→ **TASK DETAILS**: Rewrite the material below, replacing each "message-divider" with "separator-line" and leaving everything else untouched.

→ **RECORDS SHOWN**:
•••••

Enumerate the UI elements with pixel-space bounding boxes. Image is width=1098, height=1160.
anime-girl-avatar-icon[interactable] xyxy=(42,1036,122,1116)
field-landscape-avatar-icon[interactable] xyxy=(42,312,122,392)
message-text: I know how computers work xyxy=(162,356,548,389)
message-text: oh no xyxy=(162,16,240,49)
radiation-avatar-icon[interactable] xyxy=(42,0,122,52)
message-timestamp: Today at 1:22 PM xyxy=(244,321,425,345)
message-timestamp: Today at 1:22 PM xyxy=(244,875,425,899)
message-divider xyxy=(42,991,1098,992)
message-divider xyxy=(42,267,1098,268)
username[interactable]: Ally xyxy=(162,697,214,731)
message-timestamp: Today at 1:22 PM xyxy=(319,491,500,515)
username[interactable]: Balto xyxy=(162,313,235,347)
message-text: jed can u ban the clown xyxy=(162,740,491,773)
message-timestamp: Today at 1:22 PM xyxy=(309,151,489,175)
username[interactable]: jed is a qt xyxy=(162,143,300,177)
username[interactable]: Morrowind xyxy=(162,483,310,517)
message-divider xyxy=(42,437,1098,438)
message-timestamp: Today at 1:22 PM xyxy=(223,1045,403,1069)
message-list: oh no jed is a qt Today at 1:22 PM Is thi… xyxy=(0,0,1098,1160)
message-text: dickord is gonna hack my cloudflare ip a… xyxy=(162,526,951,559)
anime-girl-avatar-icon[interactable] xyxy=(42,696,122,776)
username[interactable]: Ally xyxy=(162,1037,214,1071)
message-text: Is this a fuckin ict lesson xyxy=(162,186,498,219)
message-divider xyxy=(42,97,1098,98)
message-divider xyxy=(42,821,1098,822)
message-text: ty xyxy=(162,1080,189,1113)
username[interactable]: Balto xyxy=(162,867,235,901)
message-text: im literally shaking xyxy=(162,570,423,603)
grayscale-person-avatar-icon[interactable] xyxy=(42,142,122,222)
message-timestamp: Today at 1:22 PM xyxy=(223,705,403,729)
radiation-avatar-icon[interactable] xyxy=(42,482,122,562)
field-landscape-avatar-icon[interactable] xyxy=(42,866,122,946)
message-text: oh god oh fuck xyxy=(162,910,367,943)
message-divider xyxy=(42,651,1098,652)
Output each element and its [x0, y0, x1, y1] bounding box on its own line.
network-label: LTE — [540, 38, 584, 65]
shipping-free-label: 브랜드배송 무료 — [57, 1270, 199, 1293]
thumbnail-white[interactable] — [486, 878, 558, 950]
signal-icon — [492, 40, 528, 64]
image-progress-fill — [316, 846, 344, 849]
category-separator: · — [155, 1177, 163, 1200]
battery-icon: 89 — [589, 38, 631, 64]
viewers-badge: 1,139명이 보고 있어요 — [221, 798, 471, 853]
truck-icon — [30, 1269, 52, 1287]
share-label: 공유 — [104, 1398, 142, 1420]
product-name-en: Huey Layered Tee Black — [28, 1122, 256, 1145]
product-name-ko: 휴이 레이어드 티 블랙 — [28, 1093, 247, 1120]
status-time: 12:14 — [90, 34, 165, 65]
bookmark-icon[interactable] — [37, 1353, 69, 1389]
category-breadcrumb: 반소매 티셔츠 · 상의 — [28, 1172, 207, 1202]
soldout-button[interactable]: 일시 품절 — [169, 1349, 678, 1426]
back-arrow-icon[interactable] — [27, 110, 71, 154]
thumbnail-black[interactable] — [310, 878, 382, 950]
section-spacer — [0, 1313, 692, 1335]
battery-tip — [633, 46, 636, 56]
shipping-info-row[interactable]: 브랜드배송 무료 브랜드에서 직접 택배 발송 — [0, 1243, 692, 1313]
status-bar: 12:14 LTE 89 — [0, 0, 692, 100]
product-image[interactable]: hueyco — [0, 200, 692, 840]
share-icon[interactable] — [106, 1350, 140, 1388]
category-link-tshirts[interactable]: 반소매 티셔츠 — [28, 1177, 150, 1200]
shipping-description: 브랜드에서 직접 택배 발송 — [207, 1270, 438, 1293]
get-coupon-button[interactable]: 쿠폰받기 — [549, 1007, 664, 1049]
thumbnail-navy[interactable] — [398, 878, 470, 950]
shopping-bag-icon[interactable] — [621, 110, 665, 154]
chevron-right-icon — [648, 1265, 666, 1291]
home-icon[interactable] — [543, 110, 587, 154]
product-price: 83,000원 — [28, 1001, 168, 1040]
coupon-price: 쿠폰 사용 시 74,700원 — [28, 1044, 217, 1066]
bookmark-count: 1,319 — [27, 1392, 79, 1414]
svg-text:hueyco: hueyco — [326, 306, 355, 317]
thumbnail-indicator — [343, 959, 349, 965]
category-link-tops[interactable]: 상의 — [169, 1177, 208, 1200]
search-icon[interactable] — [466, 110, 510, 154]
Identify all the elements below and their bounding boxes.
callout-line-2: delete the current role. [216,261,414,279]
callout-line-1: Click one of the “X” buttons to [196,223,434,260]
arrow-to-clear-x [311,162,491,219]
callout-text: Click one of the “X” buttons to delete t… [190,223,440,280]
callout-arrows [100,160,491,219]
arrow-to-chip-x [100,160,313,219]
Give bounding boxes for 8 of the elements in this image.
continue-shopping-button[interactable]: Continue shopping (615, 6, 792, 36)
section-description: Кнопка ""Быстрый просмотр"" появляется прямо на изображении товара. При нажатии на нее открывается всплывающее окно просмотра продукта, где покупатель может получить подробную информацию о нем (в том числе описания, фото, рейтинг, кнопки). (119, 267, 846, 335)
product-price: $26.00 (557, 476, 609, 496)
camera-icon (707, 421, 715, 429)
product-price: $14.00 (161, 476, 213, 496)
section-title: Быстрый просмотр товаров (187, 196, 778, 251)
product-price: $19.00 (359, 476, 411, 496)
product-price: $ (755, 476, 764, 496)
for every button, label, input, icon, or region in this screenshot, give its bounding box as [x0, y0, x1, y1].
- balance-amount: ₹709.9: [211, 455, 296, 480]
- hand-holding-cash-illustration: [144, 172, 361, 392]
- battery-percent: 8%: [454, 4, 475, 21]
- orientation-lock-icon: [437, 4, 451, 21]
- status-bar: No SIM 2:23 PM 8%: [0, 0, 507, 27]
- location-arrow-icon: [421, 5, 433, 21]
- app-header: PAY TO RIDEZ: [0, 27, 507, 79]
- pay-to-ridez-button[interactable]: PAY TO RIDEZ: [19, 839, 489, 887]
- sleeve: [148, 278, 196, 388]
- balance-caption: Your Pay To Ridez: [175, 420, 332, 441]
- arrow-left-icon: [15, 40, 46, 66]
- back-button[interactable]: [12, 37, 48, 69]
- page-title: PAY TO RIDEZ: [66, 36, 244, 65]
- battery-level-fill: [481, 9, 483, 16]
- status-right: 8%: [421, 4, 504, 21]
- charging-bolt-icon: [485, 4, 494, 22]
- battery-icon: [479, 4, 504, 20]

•••••

→ **CORRECT RESULT**:
Enumerate the UI elements with pixel-space bounding boxes. Image is width=1098, height=1160.
anime-girl-avatar-icon[interactable] xyxy=(42,1036,122,1116)
field-landscape-avatar-icon[interactable] xyxy=(42,312,122,392)
message-text: I know how computers work xyxy=(162,356,548,389)
message-text: oh no xyxy=(162,16,240,49)
radiation-avatar-icon[interactable] xyxy=(42,0,122,52)
message-timestamp: Today at 1:22 PM xyxy=(244,321,425,345)
message-timestamp: Today at 1:22 PM xyxy=(244,875,425,899)
separator-line xyxy=(42,991,1098,992)
separator-line xyxy=(42,267,1098,268)
username[interactable]: Ally xyxy=(162,697,214,731)
message-timestamp: Today at 1:22 PM xyxy=(319,491,500,515)
username[interactable]: Balto xyxy=(162,313,235,347)
message-text: jed can u ban the clown xyxy=(162,740,491,773)
message-timestamp: Today at 1:22 PM xyxy=(309,151,489,175)
username[interactable]: jed is a qt xyxy=(162,143,300,177)
username[interactable]: Morrowind xyxy=(162,483,310,517)
separator-line xyxy=(42,437,1098,438)
message-timestamp: Today at 1:22 PM xyxy=(223,1045,403,1069)
message-list: oh no jed is a qt Today at 1:22 PM Is thi… xyxy=(0,0,1098,1160)
message-text: dickord is gonna hack my cloudflare ip a… xyxy=(162,526,951,559)
anime-girl-avatar-icon[interactable] xyxy=(42,696,122,776)
username[interactable]: Ally xyxy=(162,1037,214,1071)
message-text: Is this a fuckin ict lesson xyxy=(162,186,498,219)
separator-line xyxy=(42,97,1098,98)
separator-line xyxy=(42,821,1098,822)
message-text: ty xyxy=(162,1080,189,1113)
username[interactable]: Balto xyxy=(162,867,235,901)
message-text: im literally shaking xyxy=(162,570,423,603)
grayscale-person-avatar-icon[interactable] xyxy=(42,142,122,222)
message-timestamp: Today at 1:22 PM xyxy=(223,705,403,729)
radiation-avatar-icon[interactable] xyxy=(42,482,122,562)
field-landscape-avatar-icon[interactable] xyxy=(42,866,122,946)
message-text: oh god oh fuck xyxy=(162,910,367,943)
separator-line xyxy=(42,651,1098,652)
Output each element and its [x0, y0, x1, y1] bounding box on its own line.
network-label: LTE — [540, 38, 584, 65]
shipping-free-label: 브랜드배송 무료 — [57, 1270, 199, 1293]
thumbnail-white[interactable] — [486, 878, 558, 950]
signal-icon — [492, 40, 528, 64]
image-progress-fill — [316, 846, 344, 849]
category-separator: · — [155, 1177, 163, 1200]
battery-icon: 89 — [589, 38, 631, 64]
viewers-badge: 1,139명이 보고 있어요 — [221, 798, 471, 853]
truck-icon — [30, 1269, 52, 1287]
share-label: 공유 — [104, 1398, 142, 1420]
product-name-en: Huey Layered Tee Black — [28, 1122, 256, 1145]
product-name-ko: 휴이 레이어드 티 블랙 — [28, 1093, 247, 1120]
status-time: 12:14 — [90, 34, 165, 65]
bookmark-icon[interactable] — [37, 1353, 69, 1389]
category-breadcrumb: 반소매 티셔츠 · 상의 — [28, 1172, 207, 1202]
soldout-button[interactable]: 일시 품절 — [169, 1349, 678, 1426]
back-arrow-icon[interactable] — [27, 110, 71, 154]
thumbnail-black[interactable] — [310, 878, 382, 950]
section-spacer — [0, 1313, 692, 1335]
battery-tip — [633, 46, 636, 56]
shipping-info-row[interactable]: 브랜드배송 무료 브랜드에서 직접 택배 발송 — [0, 1243, 692, 1313]
status-bar: 12:14 LTE 89 — [0, 0, 692, 100]
product-image[interactable]: hueyco — [0, 200, 692, 840]
share-icon[interactable] — [106, 1350, 140, 1388]
category-link-tshirts[interactable]: 반소매 티셔츠 — [28, 1177, 150, 1200]
shipping-description: 브랜드에서 직접 택배 발송 — [207, 1270, 438, 1293]
get-coupon-button[interactable]: 쿠폰받기 — [549, 1007, 664, 1049]
thumbnail-navy[interactable] — [398, 878, 470, 950]
shopping-bag-icon[interactable] — [621, 110, 665, 154]
chevron-right-icon — [648, 1265, 666, 1291]
home-icon[interactable] — [543, 110, 587, 154]
product-price: 83,000원 — [28, 1001, 168, 1040]
coupon-price: 쿠폰 사용 시 74,700원 — [28, 1044, 217, 1066]
bookmark-count: 1,319 — [27, 1392, 79, 1414]
svg-text:hueyco: hueyco — [326, 306, 355, 317]
thumbnail-indicator — [343, 959, 349, 965]
category-link-tops[interactable]: 상의 — [169, 1177, 208, 1200]
search-icon[interactable] — [466, 110, 510, 154]
Identify all the elements below and their bounding boxes.
callout-line-2: delete the current role. [216,261,414,279]
callout-line-1: Click one of the “X” buttons to [196,223,434,260]
arrow-to-clear-x [311,162,491,219]
callout-text: Click one of the “X” buttons to delete t… [190,223,440,280]
callout-arrows [100,160,491,219]
arrow-to-chip-x [100,160,313,219]
Give bounding boxes for 8 of the elements in this image.
continue-shopping-button[interactable]: Continue shopping (615, 6, 792, 36)
section-description: Кнопка ""Быстрый просмотр"" появляется прямо на изображении товара. При нажатии на нее открывается всплывающее окно просмотра продукта, где покупатель может получить подробную информацию о нем (в том числе описания, фото, рейтинг, кнопки). (119, 267, 846, 335)
product-price: $26.00 (557, 476, 609, 496)
camera-icon (707, 421, 715, 429)
product-price: $14.00 (161, 476, 213, 496)
section-title: Быстрый просмотр товаров (187, 196, 778, 251)
product-price: $19.00 (359, 476, 411, 496)
product-price: $ (755, 476, 764, 496)
for every button, label, input, icon, or region in this screenshot, give its bounding box as [x0, y0, x1, y1].
- balance-amount: ₹709.9: [211, 455, 296, 480]
- hand-holding-cash-illustration: [144, 172, 361, 392]
- battery-percent: 8%: [454, 4, 475, 21]
- orientation-lock-icon: [437, 4, 451, 21]
- status-bar: No SIM 2:23 PM 8%: [0, 0, 507, 27]
- location-arrow-icon: [421, 5, 433, 21]
- app-header: PAY TO RIDEZ: [0, 27, 507, 79]
- pay-to-ridez-button[interactable]: PAY TO RIDEZ: [19, 839, 489, 887]
- sleeve: [148, 278, 196, 388]
- balance-caption: Your Pay To Ridez: [175, 420, 332, 441]
- arrow-left-icon: [15, 40, 46, 66]
- back-button[interactable]: [12, 37, 48, 69]
- page-title: PAY TO RIDEZ: [66, 36, 244, 65]
- battery-level-fill: [481, 9, 483, 16]
- status-right: 8%: [421, 4, 504, 21]
- charging-bolt-icon: [485, 4, 494, 22]
- battery-icon: [479, 4, 504, 20]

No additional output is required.